** START OF DATA IN THIS EXERCISE **

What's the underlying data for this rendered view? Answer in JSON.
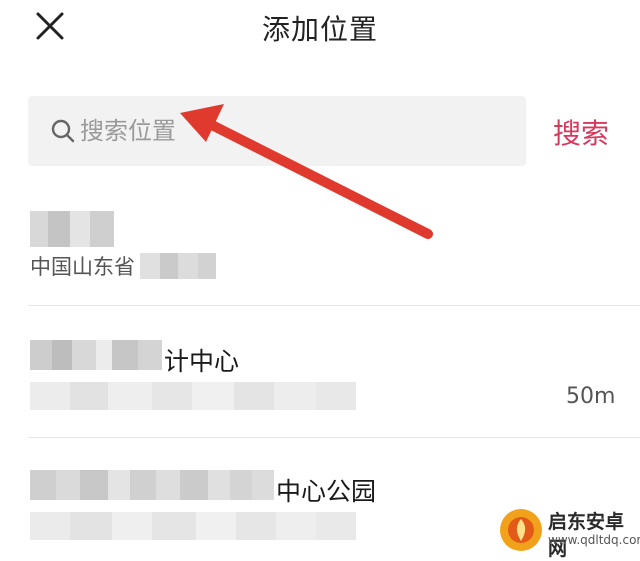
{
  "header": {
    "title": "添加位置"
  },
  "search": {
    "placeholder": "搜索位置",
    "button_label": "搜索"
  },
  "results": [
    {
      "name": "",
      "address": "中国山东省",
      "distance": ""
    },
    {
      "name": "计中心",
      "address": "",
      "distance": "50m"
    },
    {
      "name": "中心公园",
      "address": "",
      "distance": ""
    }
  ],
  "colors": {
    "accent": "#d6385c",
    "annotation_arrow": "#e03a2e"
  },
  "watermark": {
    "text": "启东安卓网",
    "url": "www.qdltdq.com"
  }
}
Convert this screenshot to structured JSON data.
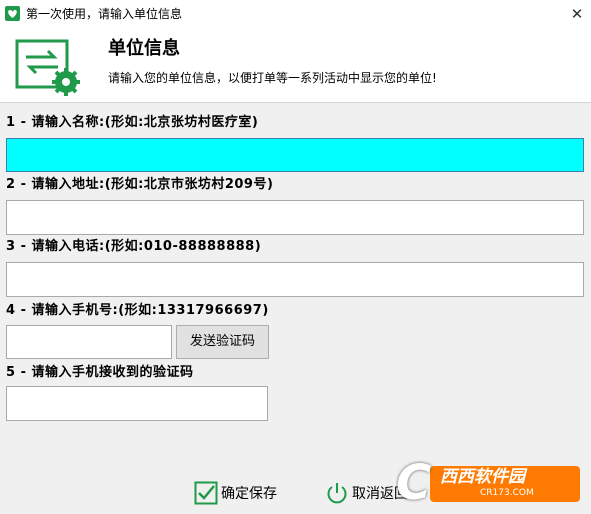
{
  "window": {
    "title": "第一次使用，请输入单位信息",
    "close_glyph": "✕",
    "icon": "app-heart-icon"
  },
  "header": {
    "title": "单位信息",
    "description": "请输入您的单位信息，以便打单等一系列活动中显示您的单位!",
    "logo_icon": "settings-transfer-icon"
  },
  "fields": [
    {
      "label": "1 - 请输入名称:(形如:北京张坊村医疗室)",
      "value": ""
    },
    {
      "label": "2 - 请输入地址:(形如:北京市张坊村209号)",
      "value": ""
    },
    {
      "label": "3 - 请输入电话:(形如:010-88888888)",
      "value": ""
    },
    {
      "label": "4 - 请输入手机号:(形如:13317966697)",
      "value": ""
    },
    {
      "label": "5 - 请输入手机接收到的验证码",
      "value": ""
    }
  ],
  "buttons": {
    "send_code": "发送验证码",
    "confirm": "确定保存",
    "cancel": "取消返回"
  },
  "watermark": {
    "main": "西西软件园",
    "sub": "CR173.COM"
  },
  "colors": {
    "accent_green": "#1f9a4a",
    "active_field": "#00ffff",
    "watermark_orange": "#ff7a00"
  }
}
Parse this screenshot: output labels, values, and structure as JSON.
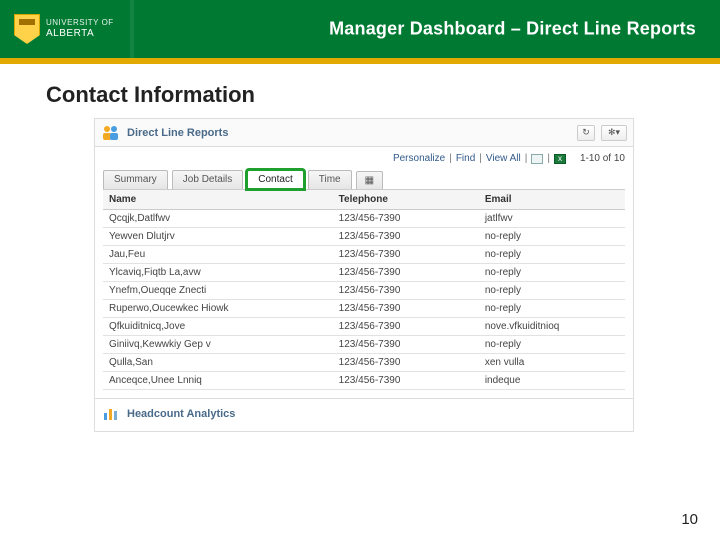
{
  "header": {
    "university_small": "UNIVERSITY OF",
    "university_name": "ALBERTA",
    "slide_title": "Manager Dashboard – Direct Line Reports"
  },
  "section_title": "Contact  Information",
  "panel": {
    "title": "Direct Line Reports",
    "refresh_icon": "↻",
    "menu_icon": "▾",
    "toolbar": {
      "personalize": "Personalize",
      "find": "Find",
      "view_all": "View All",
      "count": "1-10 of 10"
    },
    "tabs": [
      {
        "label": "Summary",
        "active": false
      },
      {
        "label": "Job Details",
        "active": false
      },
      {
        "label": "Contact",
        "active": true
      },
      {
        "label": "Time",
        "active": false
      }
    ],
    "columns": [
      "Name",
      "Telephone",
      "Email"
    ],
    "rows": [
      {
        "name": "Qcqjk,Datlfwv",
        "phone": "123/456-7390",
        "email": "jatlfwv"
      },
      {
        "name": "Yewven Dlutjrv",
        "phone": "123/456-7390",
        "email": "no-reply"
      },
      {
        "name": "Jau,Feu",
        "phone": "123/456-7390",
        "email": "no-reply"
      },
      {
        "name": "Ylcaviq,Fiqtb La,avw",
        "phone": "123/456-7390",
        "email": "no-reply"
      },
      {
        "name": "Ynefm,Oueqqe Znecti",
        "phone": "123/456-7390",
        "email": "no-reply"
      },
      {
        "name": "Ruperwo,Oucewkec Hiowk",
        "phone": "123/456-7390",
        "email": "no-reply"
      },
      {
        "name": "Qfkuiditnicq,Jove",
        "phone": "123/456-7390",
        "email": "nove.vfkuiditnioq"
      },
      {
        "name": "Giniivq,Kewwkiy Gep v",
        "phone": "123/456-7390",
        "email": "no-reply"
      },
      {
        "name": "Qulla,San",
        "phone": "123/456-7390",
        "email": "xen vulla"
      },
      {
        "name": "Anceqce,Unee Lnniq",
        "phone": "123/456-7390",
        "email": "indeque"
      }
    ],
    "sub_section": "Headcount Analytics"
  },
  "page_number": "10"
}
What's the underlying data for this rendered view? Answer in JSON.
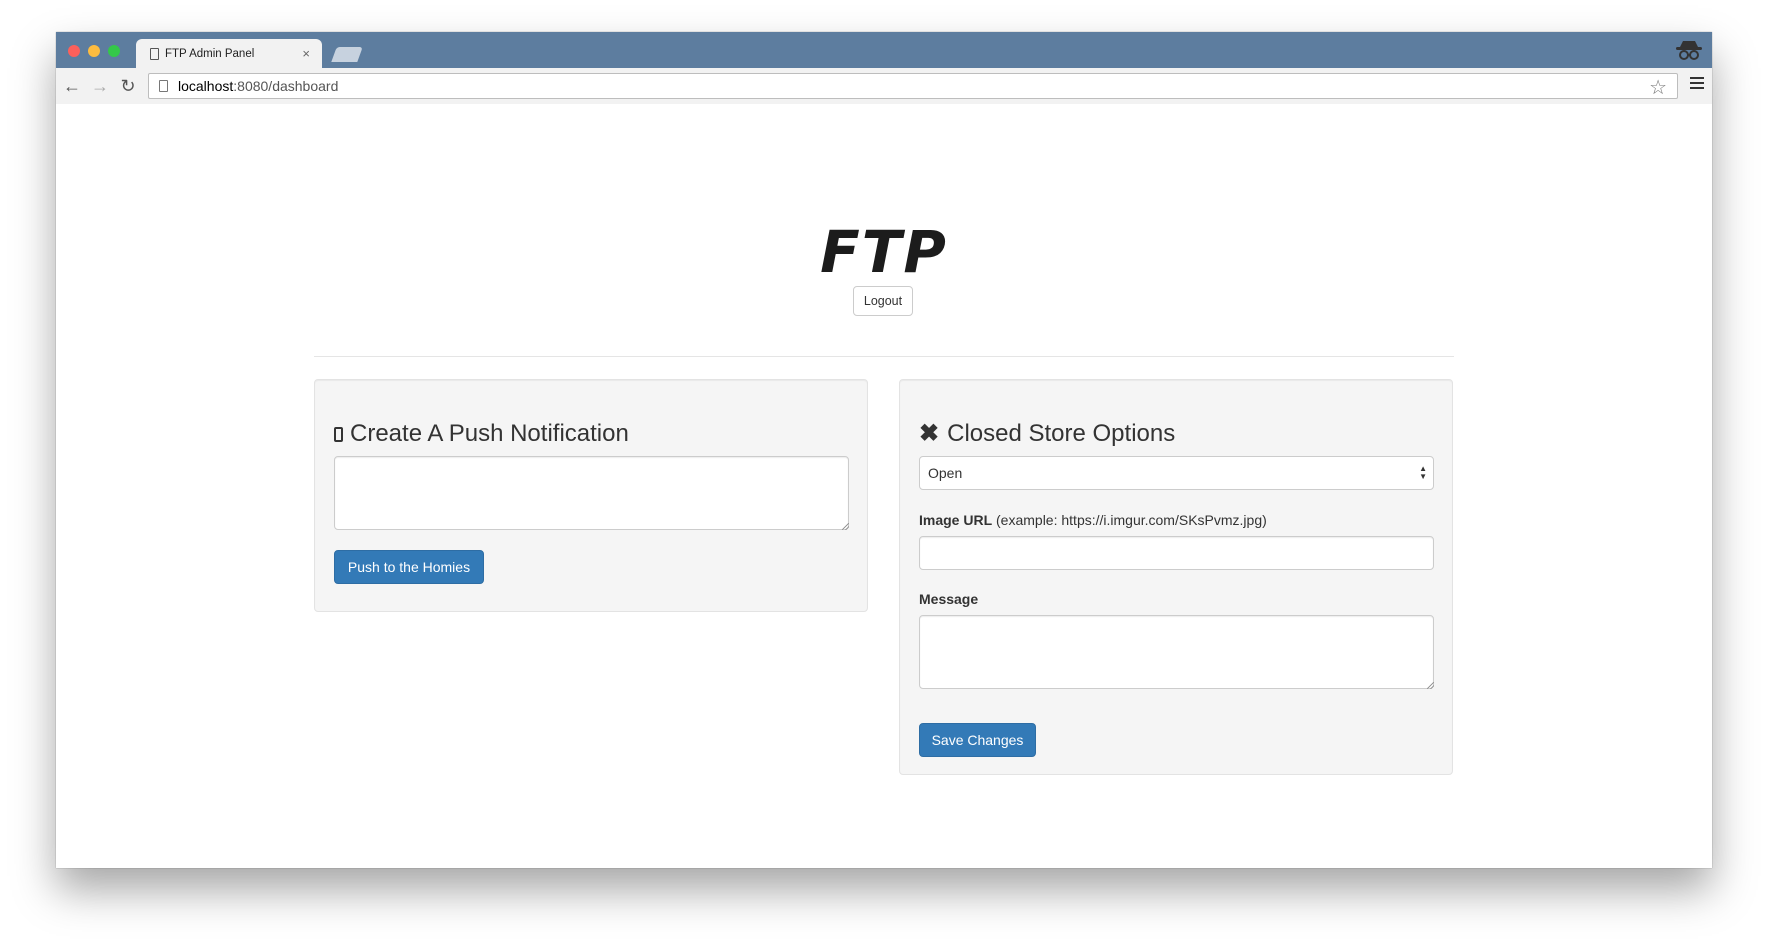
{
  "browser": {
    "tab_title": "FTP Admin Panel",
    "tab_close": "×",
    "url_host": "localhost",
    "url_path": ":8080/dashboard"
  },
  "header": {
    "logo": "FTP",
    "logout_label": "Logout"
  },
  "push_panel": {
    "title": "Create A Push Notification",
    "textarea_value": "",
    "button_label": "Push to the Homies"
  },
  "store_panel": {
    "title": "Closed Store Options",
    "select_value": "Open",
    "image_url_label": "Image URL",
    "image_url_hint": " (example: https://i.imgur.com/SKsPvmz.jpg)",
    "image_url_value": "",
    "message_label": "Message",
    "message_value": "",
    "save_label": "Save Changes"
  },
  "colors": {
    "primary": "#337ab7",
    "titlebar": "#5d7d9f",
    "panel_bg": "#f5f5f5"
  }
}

** END OF DATA IN THIS EXERCISE **

= WHAT YOU HAVE TO DO =
From the listing above, collect every line that mentions the word "Direct".

= TASK SOLUTION =
    "slide_title": "Manager Dashboard – Direct Line Reports"
    "title": "Direct Line Reports",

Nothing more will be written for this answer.